• Entries:
——————————

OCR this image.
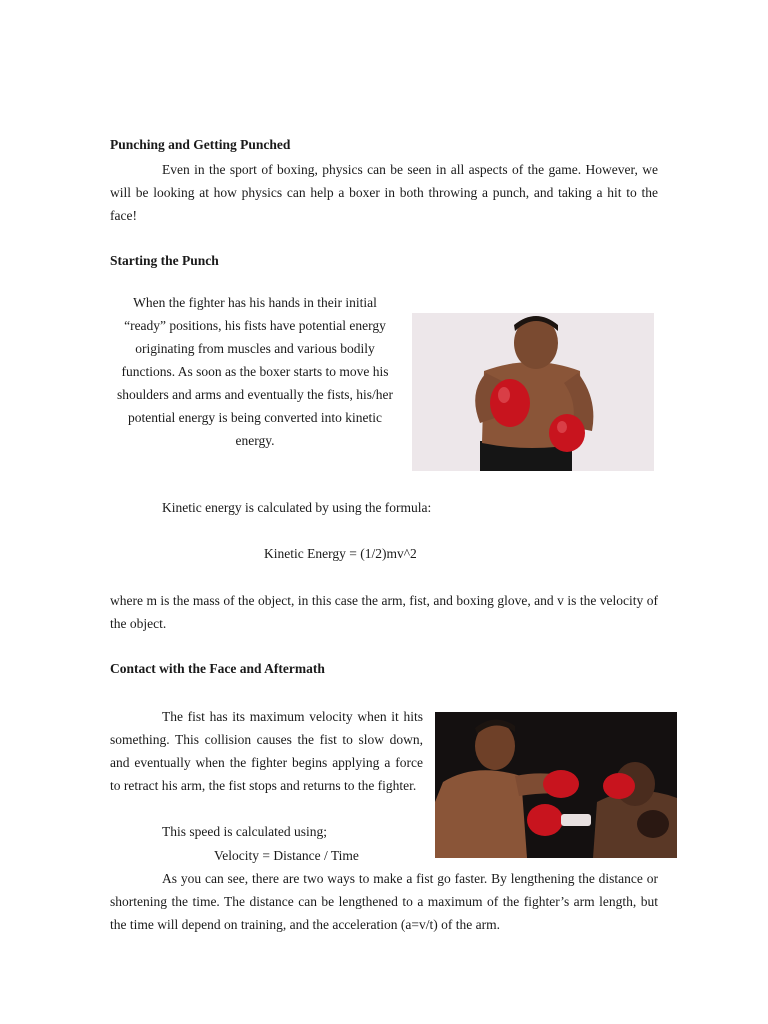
Punching and Getting Punched

Even in the sport of boxing, physics can be seen in all aspects of the game. However, we will be looking at how physics can help a boxer in both throwing a punch, and taking a hit to the face!

Starting the Punch

When the fighter has his hands in their initial “ready” positions, his fists have potential energy originating from muscles and various bodily functions. As soon as the boxer starts to move his shoulders and arms and eventually the fists, his/her potential energy is being converted into kinetic energy.

Kinetic energy is calculated by using the formula:

Kinetic Energy = (1/2)mv^2

where m is the mass of the object, in this case the arm, fist, and boxing glove, and v is the velocity of the object.

Contact with the Face and Aftermath

The fist has its maximum velocity when it hits something. This collision causes the fist to slow down, and eventually when the fighter begins applying a force to retract his arm, the fist stops and returns to the fighter.

This speed is calculated using;

Velocity = Distance / Time

As you can see, there are two ways to make a fist go faster. By lengthening the distance or shortening the time. The distance can be lengthened to a maximum of the fighter’s arm length, but the time will depend on training, and the acceleration (a=v/t) of the arm.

——————————

Write out each line of the data exactly; the images should be left out.

OCR this image.
Punching and Getting Punched

Even in the sport of boxing, physics can be seen in all aspects of the game. However, we will be looking at how physics can help a boxer in both throwing a punch, and taking a hit to the face!

Starting the Punch

When the fighter has his hands in their initial “ready” positions, his fists have potential energy originating from muscles and various bodily functions. As soon as the boxer starts to move his shoulders and arms and eventually the fists, his/her potential energy is being converted into kinetic energy.

Kinetic energy is calculated by using the formula:

Kinetic Energy = (1/2)mv^2

where m is the mass of the object, in this case the arm, fist, and boxing glove, and v is the velocity of the object.

Contact with the Face and Aftermath

The fist has its maximum velocity when it hits something. This collision causes the fist to slow down, and eventually when the fighter begins applying a force to retract his arm, the fist stops and returns to the fighter.

This speed is calculated using;

Velocity = Distance / Time

As you can see, there are two ways to make a fist go faster. By lengthening the distance or shortening the time. The distance can be lengthened to a maximum of the fighter’s arm length, but the time will depend on training, and the acceleration (a=v/t) of the arm.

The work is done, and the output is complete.